### [DIRECTIONS]
From the records that follow, copy every line in which "Table" appears.

━━━ EXTRACTED RECORDS ━━━

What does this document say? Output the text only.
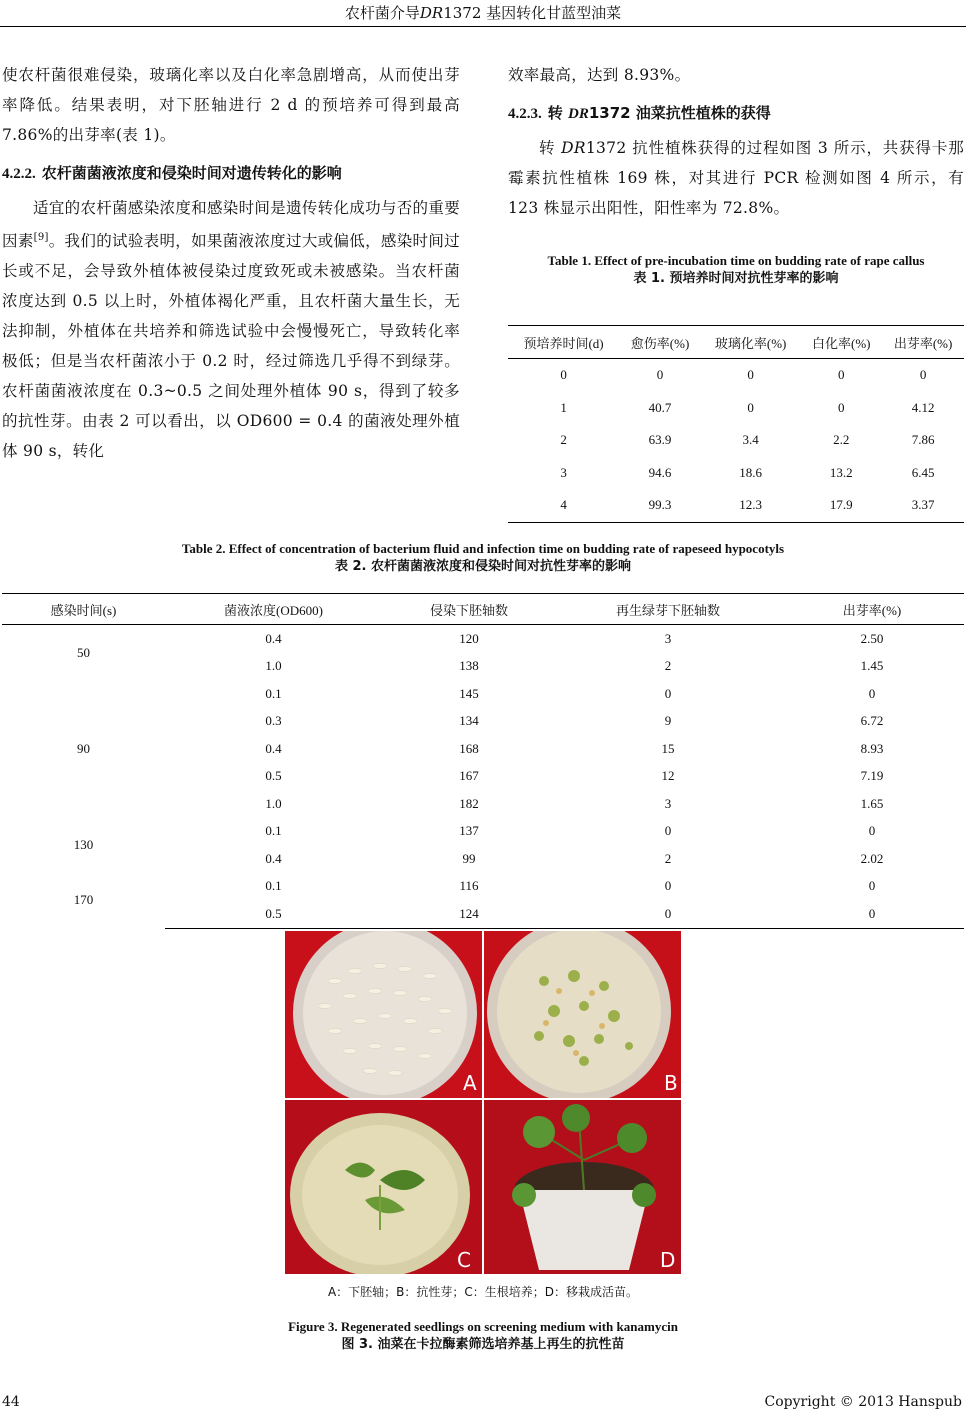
农杆菌介导DR1372 基因转化甘蓝型油菜

使农杆菌很难侵染，玻璃化率以及白化率急剧增高，从而使出芽率降低。结果表明，对下胚轴进行 2 d 的预培养可得到最高 7.86%的出芽率(表 1)。

4.2.2. 农杆菌菌液浓度和侵染时间对遗传转化的影响

适宜的农杆菌感染浓度和感染时间是遗传转化成功与否的重要因素[9]。我们的试验表明，如果菌液浓度过大或偏低，感染时间过长或不足，会导致外植体被侵染过度致死或未被感染。当农杆菌浓度达到 0.5 以上时，外植体褐化严重，且农杆菌大量生长，无法抑制，外植体在共培养和筛选试验中会慢慢死亡，导致转化率极低；但是当农杆菌浓小于 0.2 时，经过筛选几乎得不到绿芽。农杆菌菌液浓度在 0.3~0.5 之间处理外植体 90 s，得到了较多的抗性芽。由表 2 可以看出，以 OD600 = 0.4 的菌液处理外植体 90 s，转化

效率最高，达到 8.93%。

4.2.3. 转 DR1372 油菜抗性植株的获得

转 DR1372 抗性植株获得的过程如图 3 所示，共获得卡那霉素抗性植株 169 株，对其进行 PCR 检测如图 4 所示，有 123 株显示出阳性，阳性率为 72.8%。

Table 1. Effect of pre-incubation time on budding rate of rape callus
表 1. 预培养时间对抗性芽率的影响
预培养时间(d)	愈伤率(%)	玻璃化率(%)	白化率(%)	出芽率(%)
0	0	0	0	0
1	40.7	0	0	4.12
2	63.9	3.4	2.2	7.86
3	94.6	18.6	13.2	6.45
4	99.3	12.3	17.9	3.37
Table 2. Effect of concentration of bacterium fluid and infection time on budding rate of rapeseed hypocotyls
表 2. 农杆菌菌液浓度和侵染时间对抗性芽率的影响
感染时间(s)	菌液浓度(OD600)	侵染下胚轴数	再生绿芽下胚轴数	出芽率(%)
50	0.4	120	3	2.50
	1.0	138	2	1.45
90	0.1	145	0	0
	0.3	134	9	6.72
	0.4	168	15	8.93
	0.5	167	12	7.19
	1.0	182	3	1.65
130	0.1	137	0	0
	0.4	99	2	2.02
170	0.1	116	0	0
	0.5	124	0	0
A	B
C	D
A：下胚轴；B：抗性芽；C：生根培养；D：移栽成活苗。
Figure 3. Regenerated seedlings on screening medium with kanamycin
图 3. 油菜在卡拉酶素筛选培养基上再生的抗性苗
44	Copyright © 2013 Hanspub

━━━

### [COMPLETED TASK]
Table 1. Effect of pre-incubation time on budding rate of rape callus
Table 2. Effect of concentration of bacterium fluid and infection time on budding rate of rapeseed hypocotyls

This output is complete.